— begin Provided records —
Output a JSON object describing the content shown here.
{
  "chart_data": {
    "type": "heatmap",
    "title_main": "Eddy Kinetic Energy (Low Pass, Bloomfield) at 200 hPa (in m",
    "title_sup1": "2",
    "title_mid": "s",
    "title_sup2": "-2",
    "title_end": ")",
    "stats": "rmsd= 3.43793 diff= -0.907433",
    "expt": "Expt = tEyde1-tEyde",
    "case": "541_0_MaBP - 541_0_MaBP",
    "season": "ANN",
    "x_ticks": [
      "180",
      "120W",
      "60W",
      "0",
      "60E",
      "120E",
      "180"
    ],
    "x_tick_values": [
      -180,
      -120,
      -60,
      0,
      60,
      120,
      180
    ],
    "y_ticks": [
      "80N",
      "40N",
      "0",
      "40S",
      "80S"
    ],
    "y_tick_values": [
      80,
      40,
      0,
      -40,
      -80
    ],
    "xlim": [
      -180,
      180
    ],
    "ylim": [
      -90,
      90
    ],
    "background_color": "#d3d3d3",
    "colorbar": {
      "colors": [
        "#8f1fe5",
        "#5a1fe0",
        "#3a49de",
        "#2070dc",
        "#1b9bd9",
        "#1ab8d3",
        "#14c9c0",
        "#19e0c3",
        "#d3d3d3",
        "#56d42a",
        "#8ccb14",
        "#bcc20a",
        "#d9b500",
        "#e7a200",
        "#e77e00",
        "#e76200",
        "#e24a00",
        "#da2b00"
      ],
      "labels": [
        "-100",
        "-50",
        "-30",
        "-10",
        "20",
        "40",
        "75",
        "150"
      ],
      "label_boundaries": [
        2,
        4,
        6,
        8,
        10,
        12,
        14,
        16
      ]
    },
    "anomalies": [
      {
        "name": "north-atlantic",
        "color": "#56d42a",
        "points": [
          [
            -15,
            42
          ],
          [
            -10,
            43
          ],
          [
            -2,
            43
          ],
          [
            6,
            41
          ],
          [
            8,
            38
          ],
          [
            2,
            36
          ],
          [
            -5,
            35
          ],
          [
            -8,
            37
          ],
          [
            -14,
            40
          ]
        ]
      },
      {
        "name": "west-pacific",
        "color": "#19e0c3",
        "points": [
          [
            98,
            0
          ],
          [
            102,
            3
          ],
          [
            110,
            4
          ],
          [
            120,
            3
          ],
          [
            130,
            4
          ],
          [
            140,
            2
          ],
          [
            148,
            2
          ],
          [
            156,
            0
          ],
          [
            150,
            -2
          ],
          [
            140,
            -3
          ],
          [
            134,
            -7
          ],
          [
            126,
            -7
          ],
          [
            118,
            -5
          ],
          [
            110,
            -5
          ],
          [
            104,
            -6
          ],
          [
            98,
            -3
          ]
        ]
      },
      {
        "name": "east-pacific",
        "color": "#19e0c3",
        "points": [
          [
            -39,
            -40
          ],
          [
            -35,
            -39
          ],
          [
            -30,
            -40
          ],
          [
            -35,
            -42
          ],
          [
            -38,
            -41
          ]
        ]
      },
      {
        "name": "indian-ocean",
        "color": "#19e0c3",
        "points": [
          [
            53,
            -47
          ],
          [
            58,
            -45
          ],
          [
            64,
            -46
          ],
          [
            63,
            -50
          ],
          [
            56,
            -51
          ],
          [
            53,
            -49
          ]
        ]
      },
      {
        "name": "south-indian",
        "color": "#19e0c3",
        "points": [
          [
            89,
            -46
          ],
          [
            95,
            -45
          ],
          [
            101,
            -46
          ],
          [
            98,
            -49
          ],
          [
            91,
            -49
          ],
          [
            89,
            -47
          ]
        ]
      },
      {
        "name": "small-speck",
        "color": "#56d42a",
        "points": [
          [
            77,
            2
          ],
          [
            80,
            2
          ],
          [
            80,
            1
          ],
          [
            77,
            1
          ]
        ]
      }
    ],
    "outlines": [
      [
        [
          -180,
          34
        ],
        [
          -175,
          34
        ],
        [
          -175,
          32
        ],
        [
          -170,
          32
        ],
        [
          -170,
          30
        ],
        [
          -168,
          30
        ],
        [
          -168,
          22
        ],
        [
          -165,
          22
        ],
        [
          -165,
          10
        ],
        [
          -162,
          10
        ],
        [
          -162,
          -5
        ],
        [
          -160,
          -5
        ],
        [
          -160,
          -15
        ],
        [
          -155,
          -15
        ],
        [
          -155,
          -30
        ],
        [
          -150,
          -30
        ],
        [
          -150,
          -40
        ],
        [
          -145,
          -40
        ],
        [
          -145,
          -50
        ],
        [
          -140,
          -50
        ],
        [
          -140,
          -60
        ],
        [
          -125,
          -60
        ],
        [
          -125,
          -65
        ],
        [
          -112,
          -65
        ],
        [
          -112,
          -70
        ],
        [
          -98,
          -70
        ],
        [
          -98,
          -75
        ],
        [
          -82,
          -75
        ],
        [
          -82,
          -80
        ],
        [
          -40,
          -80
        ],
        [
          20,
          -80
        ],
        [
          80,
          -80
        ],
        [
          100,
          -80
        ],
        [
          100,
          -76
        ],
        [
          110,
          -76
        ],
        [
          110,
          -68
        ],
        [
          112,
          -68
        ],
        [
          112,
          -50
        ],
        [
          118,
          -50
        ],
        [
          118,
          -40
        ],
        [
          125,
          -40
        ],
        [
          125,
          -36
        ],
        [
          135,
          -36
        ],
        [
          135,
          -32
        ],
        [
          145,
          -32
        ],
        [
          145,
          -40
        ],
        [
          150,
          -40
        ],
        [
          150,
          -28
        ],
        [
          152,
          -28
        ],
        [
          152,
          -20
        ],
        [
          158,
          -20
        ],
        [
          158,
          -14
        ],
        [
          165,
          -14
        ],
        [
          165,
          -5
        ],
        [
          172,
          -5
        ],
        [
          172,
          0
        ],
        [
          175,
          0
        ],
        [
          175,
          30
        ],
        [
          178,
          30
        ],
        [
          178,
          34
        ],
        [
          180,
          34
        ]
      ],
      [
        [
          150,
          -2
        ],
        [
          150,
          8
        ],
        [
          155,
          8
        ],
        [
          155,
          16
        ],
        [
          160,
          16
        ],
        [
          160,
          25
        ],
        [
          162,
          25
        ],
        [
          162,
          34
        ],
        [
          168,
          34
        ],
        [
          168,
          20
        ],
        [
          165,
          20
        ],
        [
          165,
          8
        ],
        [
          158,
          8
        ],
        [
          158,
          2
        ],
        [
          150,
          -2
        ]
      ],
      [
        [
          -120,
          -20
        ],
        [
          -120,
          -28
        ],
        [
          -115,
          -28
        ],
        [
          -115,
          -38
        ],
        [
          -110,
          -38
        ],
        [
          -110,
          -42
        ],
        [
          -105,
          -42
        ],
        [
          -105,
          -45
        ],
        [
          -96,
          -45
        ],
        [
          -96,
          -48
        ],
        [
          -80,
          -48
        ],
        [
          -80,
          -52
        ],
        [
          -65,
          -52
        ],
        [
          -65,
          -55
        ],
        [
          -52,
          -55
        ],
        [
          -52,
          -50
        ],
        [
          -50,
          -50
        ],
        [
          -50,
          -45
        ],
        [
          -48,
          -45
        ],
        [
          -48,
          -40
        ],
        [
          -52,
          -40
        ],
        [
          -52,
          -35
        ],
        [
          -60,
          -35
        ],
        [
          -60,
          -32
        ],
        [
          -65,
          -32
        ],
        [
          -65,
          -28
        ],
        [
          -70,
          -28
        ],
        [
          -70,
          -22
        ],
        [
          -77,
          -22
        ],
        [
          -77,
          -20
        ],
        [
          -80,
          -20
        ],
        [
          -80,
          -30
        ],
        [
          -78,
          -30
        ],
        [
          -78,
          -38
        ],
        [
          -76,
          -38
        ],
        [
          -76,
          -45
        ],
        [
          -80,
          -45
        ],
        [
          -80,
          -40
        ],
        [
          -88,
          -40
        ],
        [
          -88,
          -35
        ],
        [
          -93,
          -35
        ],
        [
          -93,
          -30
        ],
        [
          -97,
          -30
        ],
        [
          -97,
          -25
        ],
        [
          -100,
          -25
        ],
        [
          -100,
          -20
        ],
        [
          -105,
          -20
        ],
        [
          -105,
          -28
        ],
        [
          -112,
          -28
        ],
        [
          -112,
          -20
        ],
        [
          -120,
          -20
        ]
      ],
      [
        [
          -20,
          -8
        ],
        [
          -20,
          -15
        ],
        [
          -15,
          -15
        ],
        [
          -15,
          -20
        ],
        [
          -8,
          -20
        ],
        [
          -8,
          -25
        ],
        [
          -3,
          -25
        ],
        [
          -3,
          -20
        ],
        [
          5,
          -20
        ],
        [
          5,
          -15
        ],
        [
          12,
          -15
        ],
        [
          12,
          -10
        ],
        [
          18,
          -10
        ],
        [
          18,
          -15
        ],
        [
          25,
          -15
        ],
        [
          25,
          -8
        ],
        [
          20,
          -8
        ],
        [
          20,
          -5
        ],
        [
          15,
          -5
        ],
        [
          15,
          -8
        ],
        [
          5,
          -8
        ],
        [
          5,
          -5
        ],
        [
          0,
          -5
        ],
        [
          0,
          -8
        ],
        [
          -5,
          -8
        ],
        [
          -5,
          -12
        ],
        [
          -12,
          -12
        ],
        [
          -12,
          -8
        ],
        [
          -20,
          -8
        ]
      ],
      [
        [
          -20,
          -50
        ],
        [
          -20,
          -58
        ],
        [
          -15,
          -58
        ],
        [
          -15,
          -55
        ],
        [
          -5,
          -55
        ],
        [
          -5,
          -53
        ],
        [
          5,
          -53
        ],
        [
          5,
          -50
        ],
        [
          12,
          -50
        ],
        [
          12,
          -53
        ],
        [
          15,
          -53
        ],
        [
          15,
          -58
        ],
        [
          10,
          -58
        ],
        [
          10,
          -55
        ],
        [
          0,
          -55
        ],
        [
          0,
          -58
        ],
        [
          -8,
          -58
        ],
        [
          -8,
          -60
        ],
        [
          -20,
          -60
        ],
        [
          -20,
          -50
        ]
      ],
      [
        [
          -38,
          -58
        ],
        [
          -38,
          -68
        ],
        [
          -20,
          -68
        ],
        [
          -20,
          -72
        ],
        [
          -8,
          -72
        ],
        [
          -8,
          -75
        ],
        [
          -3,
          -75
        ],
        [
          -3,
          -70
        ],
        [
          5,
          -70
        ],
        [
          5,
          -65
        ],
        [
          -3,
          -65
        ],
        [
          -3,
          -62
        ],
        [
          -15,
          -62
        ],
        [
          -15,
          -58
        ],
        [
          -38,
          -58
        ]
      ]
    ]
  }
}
— end Provided records —
[What this task involves] Say how many lines of the data include the string "indian". Nothing other than the number should be given.

[The reply] 2